Entries shown:

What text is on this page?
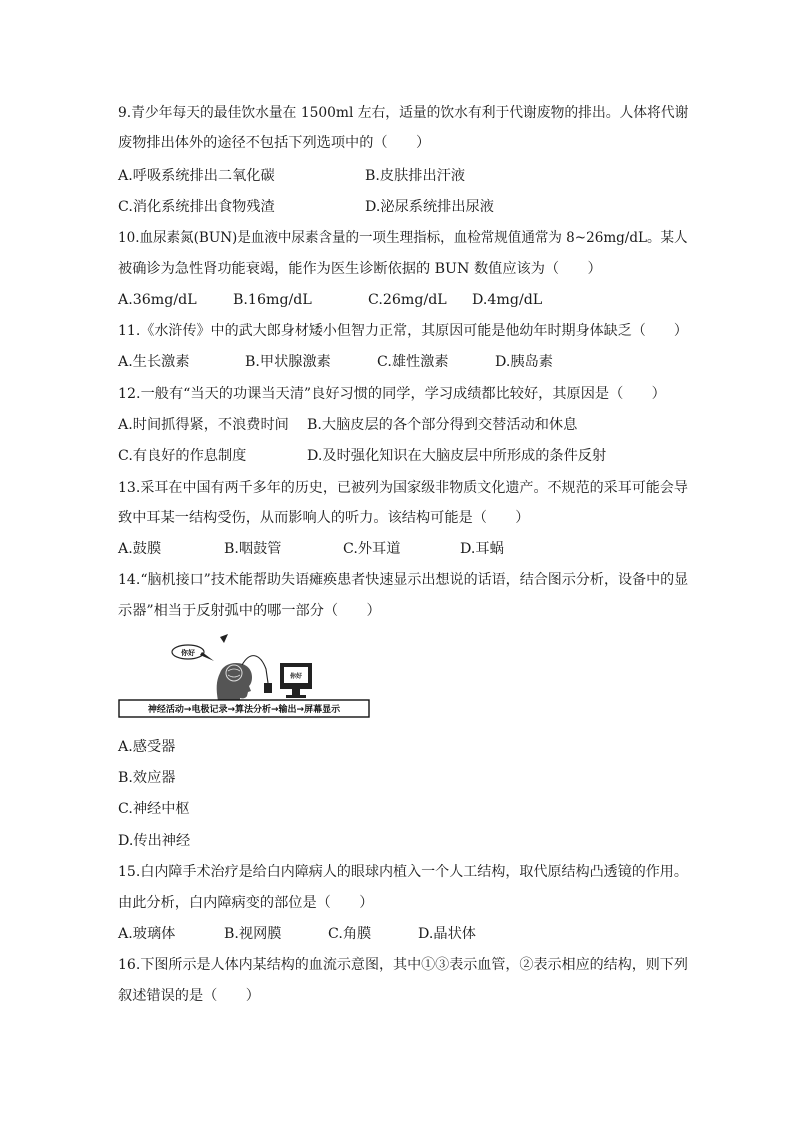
9.青少年每天的最佳饮水量在 1500ml 左右，适量的饮水有利于代谢废物的排出。人体将代谢
废物排出体外的途径不包括下列选项中的（　　）
A.呼吸系统排出二氧化碳	B.皮肤排出汗液
C.消化系统排出食物残渣	D.泌尿系统排出尿液
10.血尿素氮(BUN)是血液中尿素含量的一项生理指标，血检常规值通常为 8~26mg/dL。某人
被确诊为急性肾功能衰竭，能作为医生诊断依据的 BUN 数值应该为（　　）
A.36mg/dL	B.16mg/dL	C.26mg/dL D.4mg/dL
11.《水浒传》中的武大郎身材矮小但智力正常，其原因可能是他幼年时期身体缺乏（　　）
A.生长激素	B.甲状腺激素	C.雄性激素	D.胰岛素
12.一般有“当天的功课当天清”良好习惯的同学，学习成绩都比较好，其原因是（　　）
A.时间抓得紧，不浪费时间 B.大脑皮层的各个部分得到交替活动和休息
C.有良好的作息制度	D.及时强化知识在大脑皮层中所形成的条件反射
13.采耳在中国有两千多年的历史，已被列为国家级非物质文化遗产。不规范的采耳可能会导
致中耳某一结构受伤，从而影响人的听力。该结构可能是（　　）
A.鼓膜	B.咽鼓管	C.外耳道	D.耳蜗
14.“脑机接口”技术能帮助失语瘫痪患者快速显示出想说的话语，结合图示分析，设备中的显
示器”相当于反射弧中的哪一部分（　　）
你好
你好
神经活动→电极记录→算法分析→输出→屏幕显示
A.感受器
B.效应器
C.神经中枢
D.传出神经
15.白内障手术治疗是给白内障病人的眼球内植入一个人工结构，取代原结构凸透镜的作用。
由此分析，白内障病变的部位是（　　）
A.玻璃体	B.视网膜	C.角膜	D.晶状体
16.下图所示是人体内某结构的血流示意图，其中①③表示血管，②表示相应的结构，则下列
叙述错误的是（　　）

Exercise task:
Omit the pictures and output all of the other material exactly.

Final result:
What text is on this page?
9.青少年每天的最佳饮水量在 1500ml 左右，适量的饮水有利于代谢废物的排出。人体将代谢
废物排出体外的途径不包括下列选项中的（　　）
A.呼吸系统排出二氧化碳	B.皮肤排出汗液
C.消化系统排出食物残渣	D.泌尿系统排出尿液
10.血尿素氮(BUN)是血液中尿素含量的一项生理指标，血检常规值通常为 8~26mg/dL。某人
被确诊为急性肾功能衰竭，能作为医生诊断依据的 BUN 数值应该为（　　）
A.36mg/dL	B.16mg/dL	C.26mg/dL D.4mg/dL
11.《水浒传》中的武大郎身材矮小但智力正常，其原因可能是他幼年时期身体缺乏（　　）
A.生长激素	B.甲状腺激素	C.雄性激素	D.胰岛素
12.一般有“当天的功课当天清”良好习惯的同学，学习成绩都比较好，其原因是（　　）
A.时间抓得紧，不浪费时间 B.大脑皮层的各个部分得到交替活动和休息
C.有良好的作息制度	D.及时强化知识在大脑皮层中所形成的条件反射
13.采耳在中国有两千多年的历史，已被列为国家级非物质文化遗产。不规范的采耳可能会导
致中耳某一结构受伤，从而影响人的听力。该结构可能是（　　）
A.鼓膜	B.咽鼓管	C.外耳道	D.耳蜗
14.“脑机接口”技术能帮助失语瘫痪患者快速显示出想说的话语，结合图示分析，设备中的显
示器”相当于反射弧中的哪一部分（　　）
你好
你好
神经活动→电极记录→算法分析→输出→屏幕显示
A.感受器
B.效应器
C.神经中枢
D.传出神经
15.白内障手术治疗是给白内障病人的眼球内植入一个人工结构，取代原结构凸透镜的作用。
由此分析，白内障病变的部位是（　　）
A.玻璃体	B.视网膜	C.角膜	D.晶状体
16.下图所示是人体内某结构的血流示意图，其中①③表示血管，②表示相应的结构，则下列
叙述错误的是（　　）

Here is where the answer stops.